Data items:
* * * * * * * * *

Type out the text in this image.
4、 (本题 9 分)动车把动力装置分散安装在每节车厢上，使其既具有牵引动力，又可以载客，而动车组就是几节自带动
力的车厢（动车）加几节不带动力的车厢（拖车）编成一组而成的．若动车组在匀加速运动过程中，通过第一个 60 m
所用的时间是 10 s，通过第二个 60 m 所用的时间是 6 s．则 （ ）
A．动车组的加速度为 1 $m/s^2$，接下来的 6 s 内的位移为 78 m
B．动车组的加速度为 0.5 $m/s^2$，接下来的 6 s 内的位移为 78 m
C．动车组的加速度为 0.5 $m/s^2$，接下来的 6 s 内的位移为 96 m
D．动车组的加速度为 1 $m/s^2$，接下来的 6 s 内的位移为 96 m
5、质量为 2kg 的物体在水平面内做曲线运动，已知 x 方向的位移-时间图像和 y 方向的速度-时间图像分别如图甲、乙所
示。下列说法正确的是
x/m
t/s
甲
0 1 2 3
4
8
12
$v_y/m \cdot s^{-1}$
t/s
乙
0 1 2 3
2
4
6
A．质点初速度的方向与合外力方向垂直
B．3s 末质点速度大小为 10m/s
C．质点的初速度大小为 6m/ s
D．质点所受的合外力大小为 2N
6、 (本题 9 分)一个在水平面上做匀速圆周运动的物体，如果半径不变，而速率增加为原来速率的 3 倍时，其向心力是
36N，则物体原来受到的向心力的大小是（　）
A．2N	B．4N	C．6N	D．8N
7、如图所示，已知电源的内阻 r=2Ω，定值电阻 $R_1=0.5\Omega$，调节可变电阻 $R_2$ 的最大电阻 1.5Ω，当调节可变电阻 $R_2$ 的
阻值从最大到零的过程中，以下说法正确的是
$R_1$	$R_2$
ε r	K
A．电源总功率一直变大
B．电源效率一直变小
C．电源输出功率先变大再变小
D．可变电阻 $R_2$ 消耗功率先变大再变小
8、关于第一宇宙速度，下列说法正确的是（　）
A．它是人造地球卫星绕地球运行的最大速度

* * * * * * * * *

What is expected: Write the entire listing out again, word for word.

Finished task:
Type out the text in this image.
4、 (本题 9 分)动车把动力装置分散安装在每节车厢上，使其既具有牵引动力，又可以载客，而动车组就是几节自带动
力的车厢（动车）加几节不带动力的车厢（拖车）编成一组而成的．若动车组在匀加速运动过程中，通过第一个 60 m
所用的时间是 10 s，通过第二个 60 m 所用的时间是 6 s．则 （ ）
A．动车组的加速度为 1 $m/s^2$，接下来的 6 s 内的位移为 78 m
B．动车组的加速度为 0.5 $m/s^2$，接下来的 6 s 内的位移为 78 m
C．动车组的加速度为 0.5 $m/s^2$，接下来的 6 s 内的位移为 96 m
D．动车组的加速度为 1 $m/s^2$，接下来的 6 s 内的位移为 96 m
5、质量为 2kg 的物体在水平面内做曲线运动，已知 x 方向的位移-时间图像和 y 方向的速度-时间图像分别如图甲、乙所
示。下列说法正确的是
x/m
t/s
甲
0 1 2 3
4
8
12
$v_y/m \cdot s^{-1}$
t/s
乙
0 1 2 3
2
4
6
A．质点初速度的方向与合外力方向垂直
B．3s 末质点速度大小为 10m/s
C．质点的初速度大小为 6m/ s
D．质点所受的合外力大小为 2N
6、 (本题 9 分)一个在水平面上做匀速圆周运动的物体，如果半径不变，而速率增加为原来速率的 3 倍时，其向心力是
36N，则物体原来受到的向心力的大小是（　）
A．2N	B．4N	C．6N	D．8N
7、如图所示，已知电源的内阻 r=2Ω，定值电阻 $R_1=0.5\Omega$，调节可变电阻 $R_2$ 的最大电阻 1.5Ω，当调节可变电阻 $R_2$ 的
阻值从最大到零的过程中，以下说法正确的是
$R_1$	$R_2$
ε r	K
A．电源总功率一直变大
B．电源效率一直变小
C．电源输出功率先变大再变小
D．可变电阻 $R_2$ 消耗功率先变大再变小
8、关于第一宇宙速度，下列说法正确的是（　）
A．它是人造地球卫星绕地球运行的最大速度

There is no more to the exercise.